● **DATA SHOWN**:
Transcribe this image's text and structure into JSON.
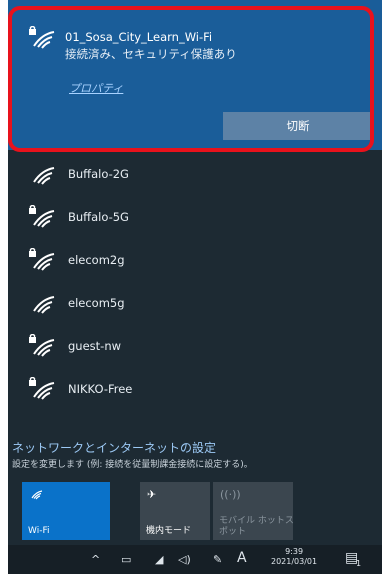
{
  "connected": {
    "name": "01_Sosa_City_Learn_Wi-Fi",
    "status": "接続済み、セキュリティ保護あり",
    "properties_label": "プロパティ",
    "disconnect_label": "切断",
    "icon": "wifi-secured-icon"
  },
  "networks": [
    {
      "name": "Buffalo-2G",
      "icon": "wifi-open-icon"
    },
    {
      "name": "Buffalo-5G",
      "icon": "wifi-secured-icon"
    },
    {
      "name": "elecom2g",
      "icon": "wifi-secured-icon"
    },
    {
      "name": "elecom5g",
      "icon": "wifi-open-icon"
    },
    {
      "name": "guest-nw",
      "icon": "wifi-secured-icon"
    },
    {
      "name": "NIKKO-Free",
      "icon": "wifi-secured-icon"
    }
  ],
  "settings": {
    "link": "ネットワークとインターネットの設定",
    "description": "設定を変更します (例: 接続を従量制課金接続に設定する)。"
  },
  "quick_actions": {
    "wifi_label": "Wi-Fi",
    "airplane_label": "機内モード",
    "hotspot_label_line1": "モバイル ホットス",
    "hotspot_label_line2": "ポット"
  },
  "taskbar": {
    "time": "9:39",
    "date": "2021/03/01",
    "ime_label": "A",
    "notification_count": "1"
  },
  "colors": {
    "panel": "#1d2a33",
    "connected_bg": "#1a5d99",
    "accent": "#0a72c9",
    "highlight": "#e8121c"
  }
}
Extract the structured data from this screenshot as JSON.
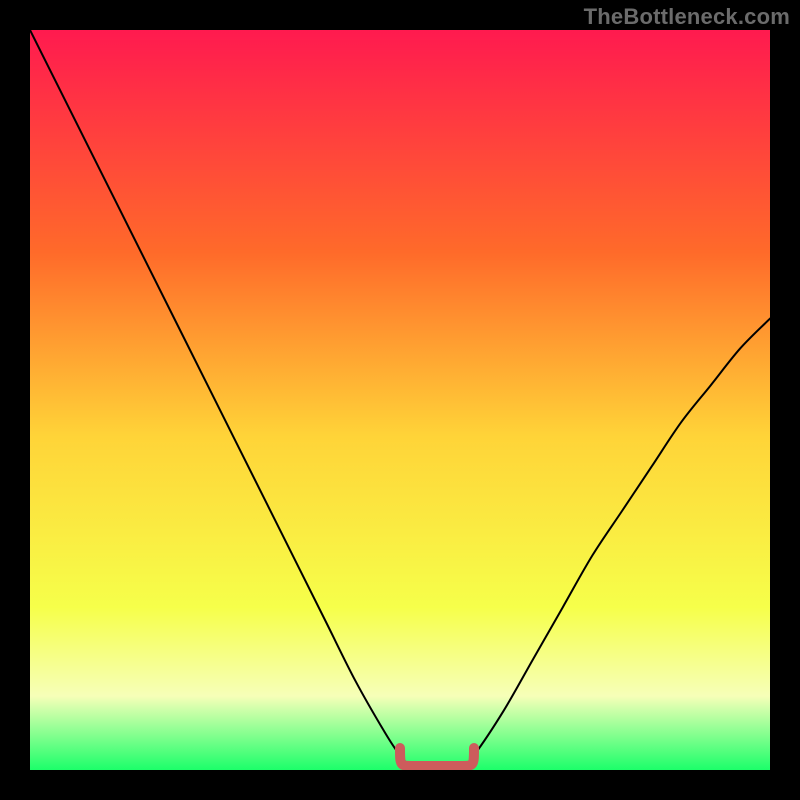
{
  "watermark": "TheBottleneck.com",
  "colors": {
    "background": "#000000",
    "watermark_text": "#6b6b6b",
    "curve": "#000000",
    "flat_segment": "#cd5c5c",
    "gradient_top": "#ff1a4f",
    "gradient_upper_mid": "#ff6a2a",
    "gradient_mid": "#ffd438",
    "gradient_lower_mid": "#f6ff4a",
    "gradient_pale": "#f6ffb8",
    "gradient_bottom": "#1cff6a"
  },
  "chart_data": {
    "type": "line",
    "title": "",
    "xlabel": "",
    "ylabel": "",
    "x_range": [
      0,
      100
    ],
    "y_range": [
      0,
      100
    ],
    "series": [
      {
        "name": "bottleneck_curve",
        "x": [
          0,
          4,
          8,
          12,
          16,
          20,
          24,
          28,
          32,
          36,
          40,
          44,
          48,
          50,
          52,
          54,
          56,
          58,
          60,
          64,
          68,
          72,
          76,
          80,
          84,
          88,
          92,
          96,
          100
        ],
        "values": [
          100,
          92,
          84,
          76,
          68,
          60,
          52,
          44,
          36,
          28,
          20,
          12,
          5,
          2,
          0,
          0,
          0,
          0,
          2,
          8,
          15,
          22,
          29,
          35,
          41,
          47,
          52,
          57,
          61
        ]
      }
    ],
    "flat_segment": {
      "x_start": 50,
      "x_end": 60,
      "y": 0
    },
    "notes": "V-shaped curve on a vertical red→orange→yellow→pale→green gradient. No axis ticks or labels are visible; all numeric values are normalized estimates (0–100)."
  }
}
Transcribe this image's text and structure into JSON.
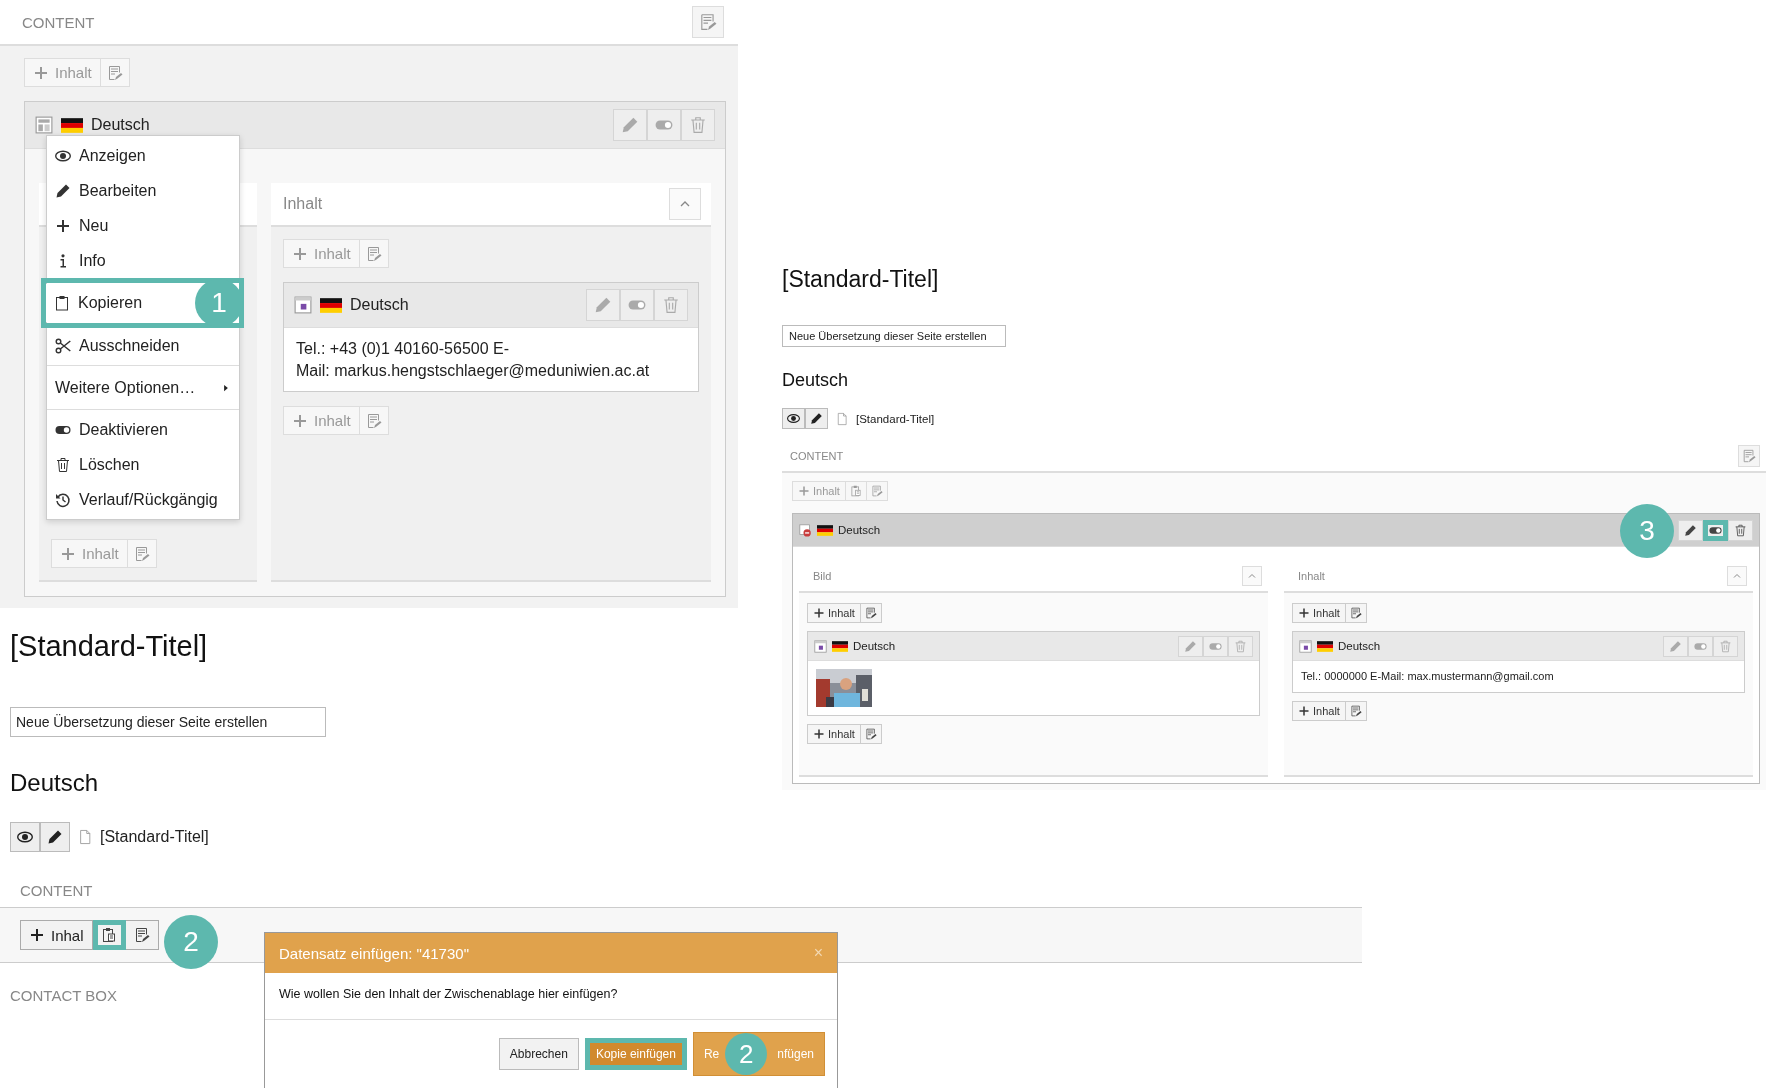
{
  "screenshot_1": {
    "section_title": "CONTENT",
    "add_button": "Inhalt",
    "element": {
      "language": "Deutsch"
    },
    "left_column": {
      "add_button": "Inhalt"
    },
    "right_column": {
      "title": "Inhalt",
      "add_button_top": "Inhalt",
      "element": {
        "language": "Deutsch",
        "text_lines": [
          "Tel.: +43 (0)1 40160-56500 E-",
          "Mail: markus.hengstschlaeger@meduniwien.ac.at"
        ]
      },
      "add_button_bottom": "Inhalt"
    },
    "context_menu": {
      "groups": [
        [
          {
            "label": "Anzeigen",
            "kind": "action",
            "selected": false
          },
          {
            "label": "Bearbeiten",
            "kind": "action",
            "selected": false
          },
          {
            "label": "Neu",
            "kind": "action",
            "selected": false
          },
          {
            "label": "Info",
            "kind": "action",
            "selected": false
          },
          {
            "label": "Kopieren",
            "kind": "action",
            "selected": true
          },
          {
            "label": "Ausschneiden",
            "kind": "action",
            "selected": false
          }
        ],
        [
          {
            "label": "Weitere Optionen…",
            "kind": "submenu",
            "selected": false
          }
        ],
        [
          {
            "label": "Deaktivieren",
            "kind": "action",
            "selected": false
          },
          {
            "label": "Löschen",
            "kind": "action",
            "selected": false
          },
          {
            "label": "Verlauf/Rückgängig",
            "kind": "action",
            "selected": false
          }
        ]
      ]
    },
    "step_badge": "1"
  },
  "screenshot_2": {
    "page_title": "[Standard-Titel]",
    "translation_select": "Neue Übersetzung dieser Seite erstellen",
    "language_heading": "Deutsch",
    "page_link": "[Standard-Titel]",
    "section_title": "CONTENT",
    "add_button": "Inhalt",
    "element": {
      "language": "Deutsch",
      "hidden": true,
      "toggle_selected": true
    },
    "columns": [
      {
        "title": "Bild",
        "add_button_top": "Inhalt",
        "element": {
          "language": "Deutsch",
          "kind": "picture"
        },
        "add_button_bottom": "Inhalt"
      },
      {
        "title": "Inhalt",
        "add_button_top": "Inhalt",
        "element": {
          "language": "Deutsch",
          "kind": "text",
          "text": "Tel.: 0000000 E-Mail: max.mustermann@gmail.com"
        },
        "add_button_bottom": "Inhalt"
      }
    ],
    "step_badge": "3"
  },
  "screenshot_3": {
    "page_title": "[Standard-Titel]",
    "translation_select": "Neue Übersetzung dieser Seite erstellen",
    "language_heading": "Deutsch",
    "page_link": "[Standard-Titel]",
    "section_title": "CONTENT",
    "add_button": "Inhal",
    "paste_selected": true,
    "step_badge": "2",
    "next_section_title": "CONTACT BOX",
    "dialog": {
      "title": "Datensatz einfügen: \"41730\"",
      "close": "×",
      "message": "Wie wollen Sie den Inhalt der Zwischenablage hier einfügen?",
      "buttons": [
        {
          "label": "Abbrechen",
          "kind": "default",
          "selected": false
        },
        {
          "label": "Kopie einfügen",
          "kind": "primary",
          "selected": true
        },
        {
          "label_parts": [
            "Re",
            "nfügen"
          ],
          "kind": "primary",
          "selected": false
        }
      ],
      "step_badge": "2"
    }
  }
}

● **GIVEN TASK**: Repeat all of the data above word for word, minus the pictures.

● **THE RESULT**:
Transcribe this image's text and structure into JSON.
{
  "connected": {
    "name": "01_Sosa_City_Learn_Wi-Fi",
    "status": "接続済み、セキュリティ保護あり",
    "properties_label": "プロパティ",
    "disconnect_label": "切断",
    "icon": "wifi-secured-icon"
  },
  "networks": [
    {
      "name": "Buffalo-2G",
      "icon": "wifi-open-icon"
    },
    {
      "name": "Buffalo-5G",
      "icon": "wifi-secured-icon"
    },
    {
      "name": "elecom2g",
      "icon": "wifi-secured-icon"
    },
    {
      "name": "elecom5g",
      "icon": "wifi-open-icon"
    },
    {
      "name": "guest-nw",
      "icon": "wifi-secured-icon"
    },
    {
      "name": "NIKKO-Free",
      "icon": "wifi-secured-icon"
    }
  ],
  "settings": {
    "link": "ネットワークとインターネットの設定",
    "description": "設定を変更します (例: 接続を従量制課金接続に設定する)。"
  },
  "quick_actions": {
    "wifi_label": "Wi-Fi",
    "airplane_label": "機内モード",
    "hotspot_label_line1": "モバイル ホットス",
    "hotspot_label_line2": "ポット"
  },
  "taskbar": {
    "time": "9:39",
    "date": "2021/03/01",
    "ime_label": "A",
    "notification_count": "1"
  },
  "colors": {
    "panel": "#1d2a33",
    "connected_bg": "#1a5d99",
    "accent": "#0a72c9",
    "highlight": "#e8121c"
  }
}
Extract the structured data from this screenshot as JSON.
{
  "watermark": "TheBottleneck.com",
  "colors": {
    "background": "#000000",
    "watermark_text": "#6b6b6b",
    "curve": "#000000",
    "flat_segment": "#cd5c5c",
    "gradient_top": "#ff1a4f",
    "gradient_upper_mid": "#ff6a2a",
    "gradient_mid": "#ffd438",
    "gradient_lower_mid": "#f6ff4a",
    "gradient_pale": "#f6ffb8",
    "gradient_bottom": "#1cff6a"
  },
  "chart_data": {
    "type": "line",
    "title": "",
    "xlabel": "",
    "ylabel": "",
    "x_range": [
      0,
      100
    ],
    "y_range": [
      0,
      100
    ],
    "series": [
      {
        "name": "bottleneck_curve",
        "x": [
          0,
          4,
          8,
          12,
          16,
          20,
          24,
          28,
          32,
          36,
          40,
          44,
          48,
          50,
          52,
          54,
          56,
          58,
          60,
          64,
          68,
          72,
          76,
          80,
          84,
          88,
          92,
          96,
          100
        ],
        "values": [
          100,
          92,
          84,
          76,
          68,
          60,
          52,
          44,
          36,
          28,
          20,
          12,
          5,
          2,
          0,
          0,
          0,
          0,
          2,
          8,
          15,
          22,
          29,
          35,
          41,
          47,
          52,
          57,
          61
        ]
      }
    ],
    "flat_segment": {
      "x_start": 50,
      "x_end": 60,
      "y": 0
    },
    "notes": "V-shaped curve on a vertical red→orange→yellow→pale→green gradient. No axis ticks or labels are visible; all numeric values are normalized estimates (0–100)."
  }
}
Transcribe this image's text and structure into JSON.
{
  "screenshot_1": {
    "section_title": "CONTENT",
    "add_button": "Inhalt",
    "element": {
      "language": "Deutsch"
    },
    "left_column": {
      "add_button": "Inhalt"
    },
    "right_column": {
      "title": "Inhalt",
      "add_button_top": "Inhalt",
      "element": {
        "language": "Deutsch",
        "text_lines": [
          "Tel.: +43 (0)1 40160-56500 E-",
          "Mail: markus.hengstschlaeger@meduniwien.ac.at"
        ]
      },
      "add_button_bottom": "Inhalt"
    },
    "context_menu": {
      "groups": [
        [
          {
            "label": "Anzeigen",
            "kind": "action",
            "selected": false
          },
          {
            "label": "Bearbeiten",
            "kind": "action",
            "selected": false
          },
          {
            "label": "Neu",
            "kind": "action",
            "selected": false
          },
          {
            "label": "Info",
            "kind": "action",
            "selected": false
          },
          {
            "label": "Kopieren",
            "kind": "action",
            "selected": true
          },
          {
            "label": "Ausschneiden",
            "kind": "action",
            "selected": false
          }
        ],
        [
          {
            "label": "Weitere Optionen…",
            "kind": "submenu",
            "selected": false
          }
        ],
        [
          {
            "label": "Deaktivieren",
            "kind": "action",
            "selected": false
          },
          {
            "label": "Löschen",
            "kind": "action",
            "selected": false
          },
          {
            "label": "Verlauf/Rückgängig",
            "kind": "action",
            "selected": false
          }
        ]
      ]
    },
    "step_badge": "1"
  },
  "screenshot_2": {
    "page_title": "[Standard-Titel]",
    "translation_select": "Neue Übersetzung dieser Seite erstellen",
    "language_heading": "Deutsch",
    "page_link": "[Standard-Titel]",
    "section_title": "CONTENT",
    "add_button": "Inhalt",
    "element": {
      "language": "Deutsch",
      "hidden": true,
      "toggle_selected": true
    },
    "columns": [
      {
        "title": "Bild",
        "add_button_top": "Inhalt",
        "element": {
          "language": "Deutsch",
          "kind": "picture"
        },
        "add_button_bottom": "Inhalt"
      },
      {
        "title": "Inhalt",
        "add_button_top": "Inhalt",
        "element": {
          "language": "Deutsch",
          "kind": "text",
          "text": "Tel.: 0000000 E-Mail: max.mustermann@gmail.com"
        },
        "add_button_bottom": "Inhalt"
      }
    ],
    "step_badge": "3"
  },
  "screenshot_3": {
    "page_title": "[Standard-Titel]",
    "translation_select": "Neue Übersetzung dieser Seite erstellen",
    "language_heading": "Deutsch",
    "page_link": "[Standard-Titel]",
    "section_title": "CONTENT",
    "add_button": "Inhal",
    "paste_selected": true,
    "step_badge": "2",
    "next_section_title": "CONTACT BOX",
    "dialog": {
      "title": "Datensatz einfügen: \"41730\"",
      "close": "×",
      "message": "Wie wollen Sie den Inhalt der Zwischenablage hier einfügen?",
      "buttons": [
        {
          "label": "Abbrechen",
          "kind": "default",
          "selected": false
        },
        {
          "label": "Kopie einfügen",
          "kind": "primary",
          "selected": true
        },
        {
          "label_parts": [
            "Re",
            "nfügen"
          ],
          "kind": "primary",
          "selected": false
        }
      ],
      "step_badge": "2"
    }
  }
}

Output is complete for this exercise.